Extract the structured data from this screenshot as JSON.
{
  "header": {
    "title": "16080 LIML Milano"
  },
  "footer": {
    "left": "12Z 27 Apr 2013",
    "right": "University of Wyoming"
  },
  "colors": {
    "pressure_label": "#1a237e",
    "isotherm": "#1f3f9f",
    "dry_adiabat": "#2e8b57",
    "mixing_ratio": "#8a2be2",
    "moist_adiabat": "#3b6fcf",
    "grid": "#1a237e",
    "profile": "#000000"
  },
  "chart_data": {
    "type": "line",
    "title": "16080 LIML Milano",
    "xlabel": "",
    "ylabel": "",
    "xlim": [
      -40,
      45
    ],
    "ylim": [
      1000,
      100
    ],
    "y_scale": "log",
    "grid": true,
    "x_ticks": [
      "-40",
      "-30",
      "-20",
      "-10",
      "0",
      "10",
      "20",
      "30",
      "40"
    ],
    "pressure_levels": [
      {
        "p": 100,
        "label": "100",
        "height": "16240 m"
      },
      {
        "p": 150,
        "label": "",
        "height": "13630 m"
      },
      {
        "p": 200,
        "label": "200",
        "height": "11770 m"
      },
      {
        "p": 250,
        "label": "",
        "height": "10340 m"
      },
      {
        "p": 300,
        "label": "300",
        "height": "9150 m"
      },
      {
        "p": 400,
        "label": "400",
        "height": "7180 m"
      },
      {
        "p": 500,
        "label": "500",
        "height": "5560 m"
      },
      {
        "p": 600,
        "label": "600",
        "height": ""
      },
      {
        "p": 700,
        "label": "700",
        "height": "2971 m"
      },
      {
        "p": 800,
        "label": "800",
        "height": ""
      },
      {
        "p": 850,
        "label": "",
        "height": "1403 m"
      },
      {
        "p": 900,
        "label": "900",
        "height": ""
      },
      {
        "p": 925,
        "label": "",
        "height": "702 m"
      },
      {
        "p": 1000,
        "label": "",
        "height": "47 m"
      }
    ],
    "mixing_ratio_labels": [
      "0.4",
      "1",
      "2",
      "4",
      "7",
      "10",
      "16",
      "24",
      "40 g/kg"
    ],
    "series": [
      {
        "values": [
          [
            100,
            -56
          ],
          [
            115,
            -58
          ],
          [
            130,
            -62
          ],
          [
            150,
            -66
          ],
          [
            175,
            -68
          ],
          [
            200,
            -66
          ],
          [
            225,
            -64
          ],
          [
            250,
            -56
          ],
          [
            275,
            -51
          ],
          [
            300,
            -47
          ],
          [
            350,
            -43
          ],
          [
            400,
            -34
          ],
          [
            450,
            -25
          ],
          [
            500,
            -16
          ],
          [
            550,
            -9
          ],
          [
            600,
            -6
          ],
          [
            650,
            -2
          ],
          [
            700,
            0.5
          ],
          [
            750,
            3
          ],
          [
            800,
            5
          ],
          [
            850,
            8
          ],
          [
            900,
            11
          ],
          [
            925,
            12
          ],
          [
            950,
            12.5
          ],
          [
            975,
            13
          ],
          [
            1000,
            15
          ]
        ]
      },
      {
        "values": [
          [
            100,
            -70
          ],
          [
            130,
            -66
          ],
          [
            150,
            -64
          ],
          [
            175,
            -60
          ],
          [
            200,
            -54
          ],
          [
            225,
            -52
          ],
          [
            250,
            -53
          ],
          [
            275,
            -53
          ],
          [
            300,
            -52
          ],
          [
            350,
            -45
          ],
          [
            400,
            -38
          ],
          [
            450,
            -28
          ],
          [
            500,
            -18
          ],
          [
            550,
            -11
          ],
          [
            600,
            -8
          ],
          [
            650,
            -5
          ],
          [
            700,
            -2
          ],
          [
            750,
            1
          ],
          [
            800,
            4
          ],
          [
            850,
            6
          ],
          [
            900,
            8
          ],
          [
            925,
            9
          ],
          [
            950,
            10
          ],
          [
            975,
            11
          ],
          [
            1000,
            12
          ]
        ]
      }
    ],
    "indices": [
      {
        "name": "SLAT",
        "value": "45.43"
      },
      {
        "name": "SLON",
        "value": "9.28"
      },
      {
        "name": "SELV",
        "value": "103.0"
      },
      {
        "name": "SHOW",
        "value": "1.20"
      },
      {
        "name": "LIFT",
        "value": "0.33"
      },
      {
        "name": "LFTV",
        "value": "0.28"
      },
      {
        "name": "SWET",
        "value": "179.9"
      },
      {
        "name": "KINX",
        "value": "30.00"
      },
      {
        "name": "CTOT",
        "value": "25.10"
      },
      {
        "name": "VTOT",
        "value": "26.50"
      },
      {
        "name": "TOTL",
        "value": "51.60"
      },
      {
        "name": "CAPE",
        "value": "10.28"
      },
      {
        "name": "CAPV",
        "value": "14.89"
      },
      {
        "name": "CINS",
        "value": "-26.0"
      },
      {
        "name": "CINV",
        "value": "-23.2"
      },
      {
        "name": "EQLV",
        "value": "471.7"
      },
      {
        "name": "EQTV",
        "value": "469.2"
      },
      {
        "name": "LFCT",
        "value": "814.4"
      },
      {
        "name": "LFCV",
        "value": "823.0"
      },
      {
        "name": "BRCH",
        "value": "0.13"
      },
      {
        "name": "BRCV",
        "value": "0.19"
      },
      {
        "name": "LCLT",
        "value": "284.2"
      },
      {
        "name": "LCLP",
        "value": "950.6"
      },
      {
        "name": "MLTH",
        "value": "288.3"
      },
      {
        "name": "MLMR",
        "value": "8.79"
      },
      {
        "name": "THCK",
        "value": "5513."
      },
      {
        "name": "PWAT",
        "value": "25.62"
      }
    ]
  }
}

GIVEN REQUEST | Write out all the data again, exactly as it appears.

IN RESPONSE |
Extract the structured data from this screenshot as JSON.
{
  "header": {
    "title": "16080 LIML Milano"
  },
  "footer": {
    "left": "12Z 27 Apr 2013",
    "right": "University of Wyoming"
  },
  "colors": {
    "pressure_label": "#1a237e",
    "isotherm": "#1f3f9f",
    "dry_adiabat": "#2e8b57",
    "mixing_ratio": "#8a2be2",
    "moist_adiabat": "#3b6fcf",
    "grid": "#1a237e",
    "profile": "#000000"
  },
  "chart_data": {
    "type": "line",
    "title": "16080 LIML Milano",
    "xlabel": "",
    "ylabel": "",
    "xlim": [
      -40,
      45
    ],
    "ylim": [
      1000,
      100
    ],
    "y_scale": "log",
    "grid": true,
    "x_ticks": [
      "-40",
      "-30",
      "-20",
      "-10",
      "0",
      "10",
      "20",
      "30",
      "40"
    ],
    "pressure_levels": [
      {
        "p": 100,
        "label": "100",
        "height": "16240 m"
      },
      {
        "p": 150,
        "label": "",
        "height": "13630 m"
      },
      {
        "p": 200,
        "label": "200",
        "height": "11770 m"
      },
      {
        "p": 250,
        "label": "",
        "height": "10340 m"
      },
      {
        "p": 300,
        "label": "300",
        "height": "9150 m"
      },
      {
        "p": 400,
        "label": "400",
        "height": "7180 m"
      },
      {
        "p": 500,
        "label": "500",
        "height": "5560 m"
      },
      {
        "p": 600,
        "label": "600",
        "height": ""
      },
      {
        "p": 700,
        "label": "700",
        "height": "2971 m"
      },
      {
        "p": 800,
        "label": "800",
        "height": ""
      },
      {
        "p": 850,
        "label": "",
        "height": "1403 m"
      },
      {
        "p": 900,
        "label": "900",
        "height": ""
      },
      {
        "p": 925,
        "label": "",
        "height": "702 m"
      },
      {
        "p": 1000,
        "label": "",
        "height": "47 m"
      }
    ],
    "mixing_ratio_labels": [
      "0.4",
      "1",
      "2",
      "4",
      "7",
      "10",
      "16",
      "24",
      "40 g/kg"
    ],
    "series": [
      {
        "values": [
          [
            100,
            -56
          ],
          [
            115,
            -58
          ],
          [
            130,
            -62
          ],
          [
            150,
            -66
          ],
          [
            175,
            -68
          ],
          [
            200,
            -66
          ],
          [
            225,
            -64
          ],
          [
            250,
            -56
          ],
          [
            275,
            -51
          ],
          [
            300,
            -47
          ],
          [
            350,
            -43
          ],
          [
            400,
            -34
          ],
          [
            450,
            -25
          ],
          [
            500,
            -16
          ],
          [
            550,
            -9
          ],
          [
            600,
            -6
          ],
          [
            650,
            -2
          ],
          [
            700,
            0.5
          ],
          [
            750,
            3
          ],
          [
            800,
            5
          ],
          [
            850,
            8
          ],
          [
            900,
            11
          ],
          [
            925,
            12
          ],
          [
            950,
            12.5
          ],
          [
            975,
            13
          ],
          [
            1000,
            15
          ]
        ]
      },
      {
        "values": [
          [
            100,
            -70
          ],
          [
            130,
            -66
          ],
          [
            150,
            -64
          ],
          [
            175,
            -60
          ],
          [
            200,
            -54
          ],
          [
            225,
            -52
          ],
          [
            250,
            -53
          ],
          [
            275,
            -53
          ],
          [
            300,
            -52
          ],
          [
            350,
            -45
          ],
          [
            400,
            -38
          ],
          [
            450,
            -28
          ],
          [
            500,
            -18
          ],
          [
            550,
            -11
          ],
          [
            600,
            -8
          ],
          [
            650,
            -5
          ],
          [
            700,
            -2
          ],
          [
            750,
            1
          ],
          [
            800,
            4
          ],
          [
            850,
            6
          ],
          [
            900,
            8
          ],
          [
            925,
            9
          ],
          [
            950,
            10
          ],
          [
            975,
            11
          ],
          [
            1000,
            12
          ]
        ]
      }
    ],
    "indices": [
      {
        "name": "SLAT",
        "value": "45.43"
      },
      {
        "name": "SLON",
        "value": "9.28"
      },
      {
        "name": "SELV",
        "value": "103.0"
      },
      {
        "name": "SHOW",
        "value": "1.20"
      },
      {
        "name": "LIFT",
        "value": "0.33"
      },
      {
        "name": "LFTV",
        "value": "0.28"
      },
      {
        "name": "SWET",
        "value": "179.9"
      },
      {
        "name": "KINX",
        "value": "30.00"
      },
      {
        "name": "CTOT",
        "value": "25.10"
      },
      {
        "name": "VTOT",
        "value": "26.50"
      },
      {
        "name": "TOTL",
        "value": "51.60"
      },
      {
        "name": "CAPE",
        "value": "10.28"
      },
      {
        "name": "CAPV",
        "value": "14.89"
      },
      {
        "name": "CINS",
        "value": "-26.0"
      },
      {
        "name": "CINV",
        "value": "-23.2"
      },
      {
        "name": "EQLV",
        "value": "471.7"
      },
      {
        "name": "EQTV",
        "value": "469.2"
      },
      {
        "name": "LFCT",
        "value": "814.4"
      },
      {
        "name": "LFCV",
        "value": "823.0"
      },
      {
        "name": "BRCH",
        "value": "0.13"
      },
      {
        "name": "BRCV",
        "value": "0.19"
      },
      {
        "name": "LCLT",
        "value": "284.2"
      },
      {
        "name": "LCLP",
        "value": "950.6"
      },
      {
        "name": "MLTH",
        "value": "288.3"
      },
      {
        "name": "MLMR",
        "value": "8.79"
      },
      {
        "name": "THCK",
        "value": "5513."
      },
      {
        "name": "PWAT",
        "value": "25.62"
      }
    ]
  }
}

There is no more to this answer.